§ Task requirements
Determine the number of lines in these entries that hold the word "text". Give the number and nothing more.

§ Dataset extract
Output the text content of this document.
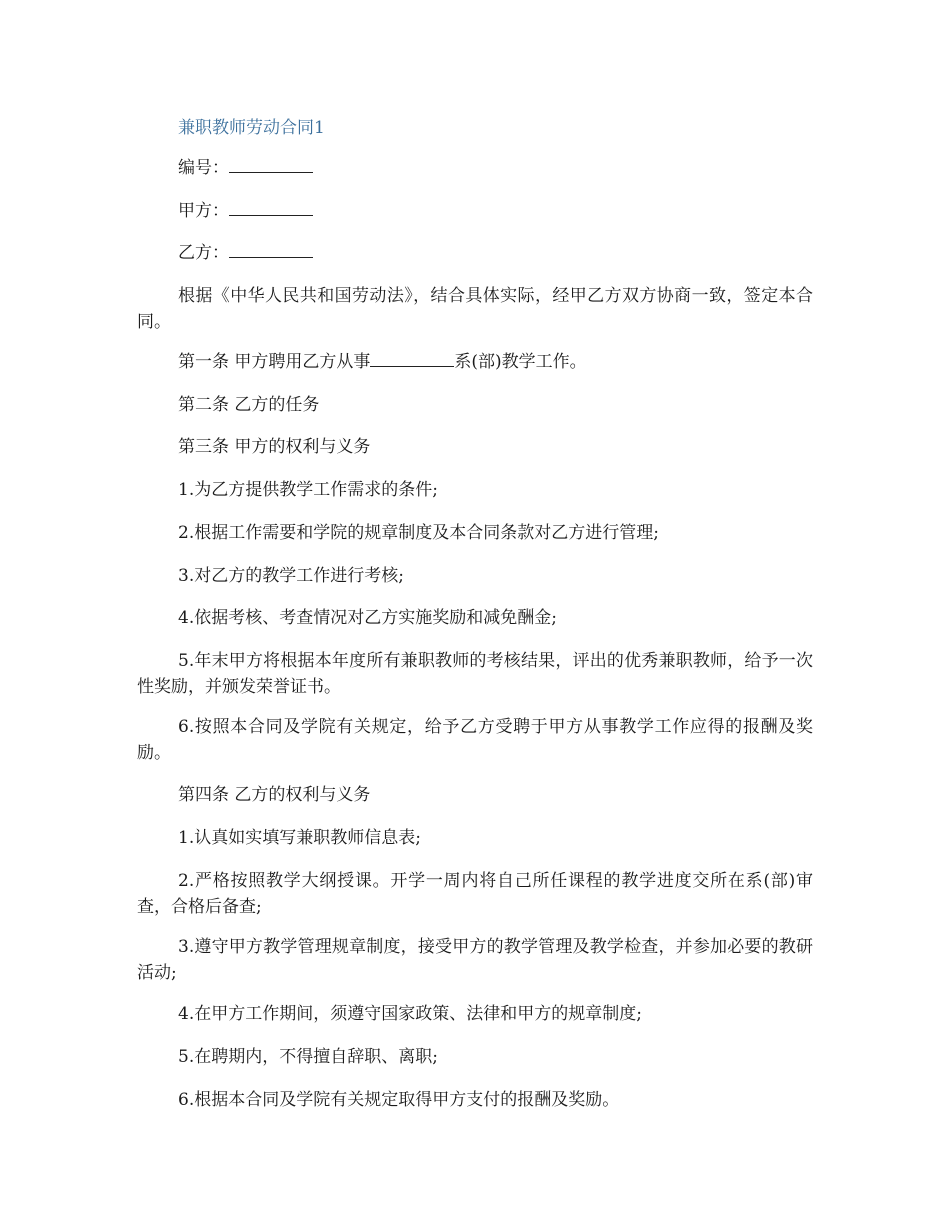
兼职教师劳动合同1
编号：
甲方：
乙方：
根据《中华人民共和国劳动法》，结合具体实际，经甲乙方双方协商一致，签定本合同。
第一条 甲方聘用乙方从事	系(部)教学工作。
第二条 乙方的任务
第三条 甲方的权利与义务
1.为乙方提供教学工作需求的条件;
2.根据工作需要和学院的规章制度及本合同条款对乙方进行管理;
3.对乙方的教学工作进行考核;
4.依据考核、考查情况对乙方实施奖励和减免酬金;
5.年末甲方将根据本年度所有兼职教师的考核结果，评出的优秀兼职教师，给予一次性奖励，并颁发荣誉证书。
6.按照本合同及学院有关规定，给予乙方受聘于甲方从事教学工作应得的报酬及奖励。
第四条 乙方的权利与义务
1.认真如实填写兼职教师信息表;
2.严格按照教学大纲授课。开学一周内将自己所任课程的教学进度交所在系(部)审查，合格后备查;
3.遵守甲方教学管理规章制度，接受甲方的教学管理及教学检查，并参加必要的教研活动;
4.在甲方工作期间，须遵守国家政策、法律和甲方的规章制度;
5.在聘期内，不得擅自辞职、离职;
6.根据本合同及学院有关规定取得甲方支付的报酬及奖励。
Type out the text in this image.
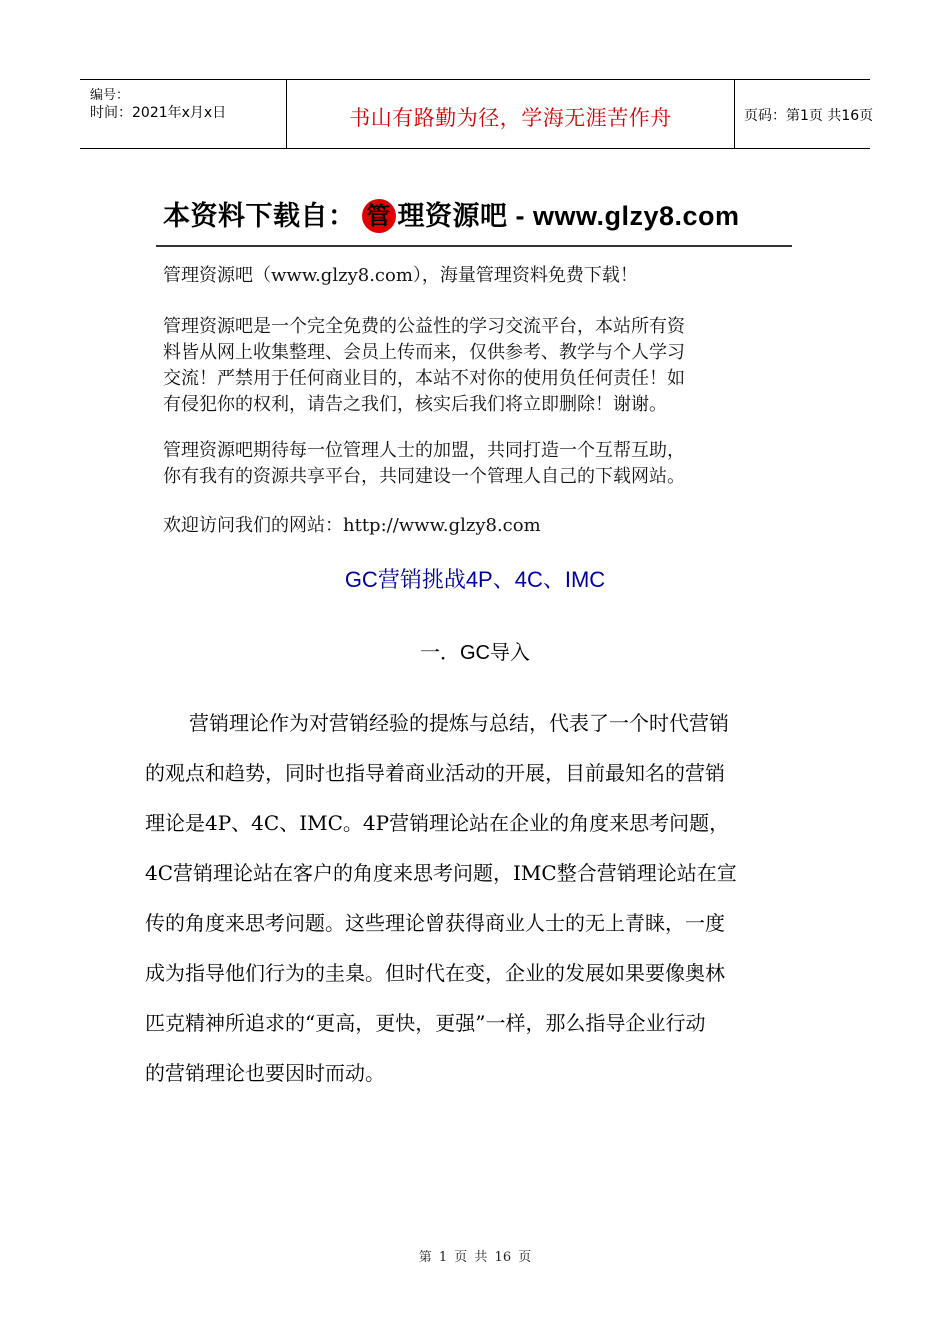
编号：
时间：2021年x月x日	书山有路勤为径，学海无涯苦作舟	页码：第1页 共16页
本资料下载自： 管 理资源吧 - www.glzy8.com
管理资源吧（www.glzy8.com），海量管理资料免费下载！
管理资源吧是一个完全免费的公益性的学习交流平台，本站所有资
料皆从网上收集整理、会员上传而来，仅供参考、教学与个人学习
交流！严禁用于任何商业目的，本站不对你的使用负任何责任！如
有侵犯你的权利，请告之我们，核实后我们将立即删除！谢谢。
管理资源吧期待每一位管理人士的加盟，共同打造一个互帮互助，
你有我有的资源共享平台，共同建设一个管理人自己的下载网站。
欢迎访问我们的网站：http://www.glzy8.com
GC营销挑战4P、4C、IMC
一．GC导入
营销理论作为对营销经验的提炼与总结，代表了一个时代营销
的观点和趋势，同时也指导着商业活动的开展，目前最知名的营销
理论是4P、4C、IMC。4P营销理论站在企业的角度来思考问题，
4C营销理论站在客户的角度来思考问题，IMC整合营销理论站在宣
传的角度来思考问题。这些理论曾获得商业人士的无上青睐，一度
成为指导他们行为的圭臬。但时代在变，企业的发展如果要像奥林
匹克精神所追求的“更高，更快，更强”一样，那么指导企业行动
的营销理论也要因时而动。
第 1 页 共 16 页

§ Response below
2